課題の内容:
以下のすべての記録を、各行とも一字も変えずにそのまま書き写してください。

処理対象の記録:
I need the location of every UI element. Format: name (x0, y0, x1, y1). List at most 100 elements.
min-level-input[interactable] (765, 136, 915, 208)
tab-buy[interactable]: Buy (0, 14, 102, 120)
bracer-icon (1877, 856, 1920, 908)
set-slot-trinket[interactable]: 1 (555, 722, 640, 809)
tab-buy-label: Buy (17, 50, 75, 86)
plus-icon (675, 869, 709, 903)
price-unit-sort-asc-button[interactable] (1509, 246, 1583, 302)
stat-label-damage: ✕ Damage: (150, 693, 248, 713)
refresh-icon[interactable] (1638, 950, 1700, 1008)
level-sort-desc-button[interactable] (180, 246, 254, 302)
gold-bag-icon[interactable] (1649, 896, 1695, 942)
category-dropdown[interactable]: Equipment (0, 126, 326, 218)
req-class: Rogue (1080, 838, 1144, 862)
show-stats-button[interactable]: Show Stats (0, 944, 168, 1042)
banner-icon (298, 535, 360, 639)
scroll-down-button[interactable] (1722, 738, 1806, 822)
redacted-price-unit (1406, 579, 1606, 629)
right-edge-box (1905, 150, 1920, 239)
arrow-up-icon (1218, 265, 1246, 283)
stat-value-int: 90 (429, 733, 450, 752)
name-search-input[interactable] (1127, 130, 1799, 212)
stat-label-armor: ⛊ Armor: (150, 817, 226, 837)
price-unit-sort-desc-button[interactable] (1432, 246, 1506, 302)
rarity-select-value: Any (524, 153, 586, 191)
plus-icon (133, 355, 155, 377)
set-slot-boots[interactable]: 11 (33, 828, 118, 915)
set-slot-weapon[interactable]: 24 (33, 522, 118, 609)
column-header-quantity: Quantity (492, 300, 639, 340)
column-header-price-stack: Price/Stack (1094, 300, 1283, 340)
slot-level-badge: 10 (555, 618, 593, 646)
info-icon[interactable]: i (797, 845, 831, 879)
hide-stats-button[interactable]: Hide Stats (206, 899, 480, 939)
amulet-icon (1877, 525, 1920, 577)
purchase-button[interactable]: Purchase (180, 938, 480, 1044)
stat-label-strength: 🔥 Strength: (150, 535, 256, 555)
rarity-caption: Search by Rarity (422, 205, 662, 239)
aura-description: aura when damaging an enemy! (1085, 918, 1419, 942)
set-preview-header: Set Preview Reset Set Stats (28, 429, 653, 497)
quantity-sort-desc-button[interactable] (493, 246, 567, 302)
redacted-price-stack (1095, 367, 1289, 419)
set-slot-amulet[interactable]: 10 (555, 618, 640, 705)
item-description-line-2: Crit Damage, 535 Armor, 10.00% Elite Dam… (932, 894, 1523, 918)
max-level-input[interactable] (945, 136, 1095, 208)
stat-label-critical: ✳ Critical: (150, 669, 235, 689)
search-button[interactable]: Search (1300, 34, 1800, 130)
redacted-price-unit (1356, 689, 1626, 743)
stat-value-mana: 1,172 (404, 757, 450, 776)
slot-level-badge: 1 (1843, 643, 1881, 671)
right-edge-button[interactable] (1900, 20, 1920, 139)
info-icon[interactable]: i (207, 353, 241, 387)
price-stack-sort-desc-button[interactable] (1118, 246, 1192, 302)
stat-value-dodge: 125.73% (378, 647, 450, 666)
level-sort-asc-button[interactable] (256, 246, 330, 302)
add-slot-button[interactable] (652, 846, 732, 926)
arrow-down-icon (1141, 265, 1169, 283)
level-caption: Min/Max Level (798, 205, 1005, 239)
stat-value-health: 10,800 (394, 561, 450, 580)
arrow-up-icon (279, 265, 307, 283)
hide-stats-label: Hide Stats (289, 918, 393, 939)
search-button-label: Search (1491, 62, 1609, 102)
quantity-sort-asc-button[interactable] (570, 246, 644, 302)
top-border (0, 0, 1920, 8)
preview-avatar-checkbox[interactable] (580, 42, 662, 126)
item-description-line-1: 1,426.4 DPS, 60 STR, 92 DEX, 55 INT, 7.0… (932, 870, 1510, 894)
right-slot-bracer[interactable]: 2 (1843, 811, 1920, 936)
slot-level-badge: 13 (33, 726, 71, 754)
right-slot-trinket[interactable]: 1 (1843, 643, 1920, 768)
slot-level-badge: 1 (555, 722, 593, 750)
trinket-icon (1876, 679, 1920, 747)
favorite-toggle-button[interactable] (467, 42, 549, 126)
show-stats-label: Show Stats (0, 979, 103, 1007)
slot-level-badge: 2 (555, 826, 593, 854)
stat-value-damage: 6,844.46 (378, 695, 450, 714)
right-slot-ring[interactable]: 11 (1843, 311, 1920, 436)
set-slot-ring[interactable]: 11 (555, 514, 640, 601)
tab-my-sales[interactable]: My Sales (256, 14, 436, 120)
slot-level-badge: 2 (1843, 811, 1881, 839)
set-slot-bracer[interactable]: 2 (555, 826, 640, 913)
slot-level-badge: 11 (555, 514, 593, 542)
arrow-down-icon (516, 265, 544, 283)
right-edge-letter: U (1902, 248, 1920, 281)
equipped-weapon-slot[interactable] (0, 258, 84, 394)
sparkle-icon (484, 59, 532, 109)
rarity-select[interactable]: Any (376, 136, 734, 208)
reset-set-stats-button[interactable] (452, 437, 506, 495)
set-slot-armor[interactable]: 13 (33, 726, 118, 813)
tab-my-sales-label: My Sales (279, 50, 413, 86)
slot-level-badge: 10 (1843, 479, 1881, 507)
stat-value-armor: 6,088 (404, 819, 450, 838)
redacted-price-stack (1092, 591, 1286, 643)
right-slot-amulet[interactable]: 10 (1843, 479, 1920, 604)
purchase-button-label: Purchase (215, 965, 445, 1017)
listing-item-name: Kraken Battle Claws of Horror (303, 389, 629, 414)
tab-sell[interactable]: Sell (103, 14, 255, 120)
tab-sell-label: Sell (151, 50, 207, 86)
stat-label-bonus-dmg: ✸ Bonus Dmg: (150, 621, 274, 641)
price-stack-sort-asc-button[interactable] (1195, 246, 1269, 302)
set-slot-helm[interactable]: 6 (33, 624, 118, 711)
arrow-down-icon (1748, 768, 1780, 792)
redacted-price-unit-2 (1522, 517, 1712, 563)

期待される出力:
I need the location of every UI element. Format: name (x0, y0, x1, y1). List at most 100 elements.
min-level-input[interactable] (765, 136, 915, 208)
tab-buy[interactable]: Buy (0, 14, 102, 120)
bracer-icon (1877, 856, 1920, 908)
set-slot-trinket[interactable]: 1 (555, 722, 640, 809)
tab-buy-label: Buy (17, 50, 75, 86)
plus-icon (675, 869, 709, 903)
price-unit-sort-asc-button[interactable] (1509, 246, 1583, 302)
stat-label-damage: ✕ Damage: (150, 693, 248, 713)
refresh-icon[interactable] (1638, 950, 1700, 1008)
level-sort-desc-button[interactable] (180, 246, 254, 302)
gold-bag-icon[interactable] (1649, 896, 1695, 942)
category-dropdown[interactable]: Equipment (0, 126, 326, 218)
req-class: Rogue (1080, 838, 1144, 862)
show-stats-button[interactable]: Show Stats (0, 944, 168, 1042)
banner-icon (298, 535, 360, 639)
scroll-down-button[interactable] (1722, 738, 1806, 822)
redacted-price-unit (1406, 579, 1606, 629)
right-edge-box (1905, 150, 1920, 239)
arrow-up-icon (1218, 265, 1246, 283)
stat-value-int: 90 (429, 733, 450, 752)
name-search-input[interactable] (1127, 130, 1799, 212)
stat-label-armor: ⛊ Armor: (150, 817, 226, 837)
price-unit-sort-desc-button[interactable] (1432, 246, 1506, 302)
rarity-select-value: Any (524, 153, 586, 191)
plus-icon (133, 355, 155, 377)
set-slot-boots[interactable]: 11 (33, 828, 118, 915)
set-slot-weapon[interactable]: 24 (33, 522, 118, 609)
column-header-quantity: Quantity (492, 300, 639, 340)
column-header-price-stack: Price/Stack (1094, 300, 1283, 340)
slot-level-badge: 10 (555, 618, 593, 646)
info-icon[interactable]: i (797, 845, 831, 879)
hide-stats-button[interactable]: Hide Stats (206, 899, 480, 939)
amulet-icon (1877, 525, 1920, 577)
purchase-button[interactable]: Purchase (180, 938, 480, 1044)
stat-label-strength: 🔥 Strength: (150, 535, 256, 555)
rarity-caption: Search by Rarity (422, 205, 662, 239)
aura-description: aura when damaging an enemy! (1085, 918, 1419, 942)
set-preview-header: Set Preview Reset Set Stats (28, 429, 653, 497)
quantity-sort-desc-button[interactable] (493, 246, 567, 302)
redacted-price-stack (1095, 367, 1289, 419)
set-slot-amulet[interactable]: 10 (555, 618, 640, 705)
item-description-line-2: Crit Damage, 535 Armor, 10.00% Elite Dam… (932, 894, 1523, 918)
max-level-input[interactable] (945, 136, 1095, 208)
stat-label-critical: ✳ Critical: (150, 669, 235, 689)
search-button[interactable]: Search (1300, 34, 1800, 130)
redacted-price-unit (1356, 689, 1626, 743)
stat-value-mana: 1,172 (404, 757, 450, 776)
slot-level-badge: 1 (1843, 643, 1881, 671)
right-edge-button[interactable] (1900, 20, 1920, 139)
info-icon[interactable]: i (207, 353, 241, 387)
price-stack-sort-desc-button[interactable] (1118, 246, 1192, 302)
stat-value-dodge: 125.73% (378, 647, 450, 666)
level-sort-asc-button[interactable] (256, 246, 330, 302)
add-slot-button[interactable] (652, 846, 732, 926)
arrow-down-icon (1141, 265, 1169, 283)
level-caption: Min/Max Level (798, 205, 1005, 239)
stat-value-health: 10,800 (394, 561, 450, 580)
arrow-up-icon (279, 265, 307, 283)
hide-stats-label: Hide Stats (289, 918, 393, 939)
search-button-label: Search (1491, 62, 1609, 102)
quantity-sort-asc-button[interactable] (570, 246, 644, 302)
top-border (0, 0, 1920, 8)
preview-avatar-checkbox[interactable] (580, 42, 662, 126)
item-description-line-1: 1,426.4 DPS, 60 STR, 92 DEX, 55 INT, 7.0… (932, 870, 1510, 894)
right-slot-bracer[interactable]: 2 (1843, 811, 1920, 936)
slot-level-badge: 13 (33, 726, 71, 754)
right-slot-trinket[interactable]: 1 (1843, 643, 1920, 768)
slot-level-badge: 1 (555, 722, 593, 750)
trinket-icon (1876, 679, 1920, 747)
favorite-toggle-button[interactable] (467, 42, 549, 126)
show-stats-label: Show Stats (0, 979, 103, 1007)
slot-level-badge: 2 (555, 826, 593, 854)
stat-value-damage: 6,844.46 (378, 695, 450, 714)
right-slot-ring[interactable]: 11 (1843, 311, 1920, 436)
set-slot-ring[interactable]: 11 (555, 514, 640, 601)
tab-my-sales[interactable]: My Sales (256, 14, 436, 120)
slot-level-badge: 2 (1843, 811, 1881, 839)
set-slot-bracer[interactable]: 2 (555, 826, 640, 913)
slot-level-badge: 11 (555, 514, 593, 542)
arrow-down-icon (516, 265, 544, 283)
right-edge-letter: U (1902, 248, 1920, 281)
equipped-weapon-slot[interactable] (0, 258, 84, 394)
sparkle-icon (484, 59, 532, 109)
rarity-select[interactable]: Any (376, 136, 734, 208)
reset-set-stats-button[interactable] (452, 437, 506, 495)
set-slot-armor[interactable]: 13 (33, 726, 118, 813)
tab-my-sales-label: My Sales (279, 50, 413, 86)
slot-level-badge: 10 (1843, 479, 1881, 507)
stat-value-armor: 6,088 (404, 819, 450, 838)
redacted-price-stack (1092, 591, 1286, 643)
right-slot-amulet[interactable]: 10 (1843, 479, 1920, 604)
purchase-button-label: Purchase (215, 965, 445, 1017)
listing-item-name: Kraken Battle Claws of Horror (303, 389, 629, 414)
tab-sell[interactable]: Sell (103, 14, 255, 120)
tab-sell-label: Sell (151, 50, 207, 86)
stat-label-bonus-dmg: ✸ Bonus Dmg: (150, 621, 274, 641)
price-stack-sort-asc-button[interactable] (1195, 246, 1269, 302)
set-slot-helm[interactable]: 6 (33, 624, 118, 711)
arrow-down-icon (1748, 768, 1780, 792)
redacted-price-unit-2 (1522, 517, 1712, 563)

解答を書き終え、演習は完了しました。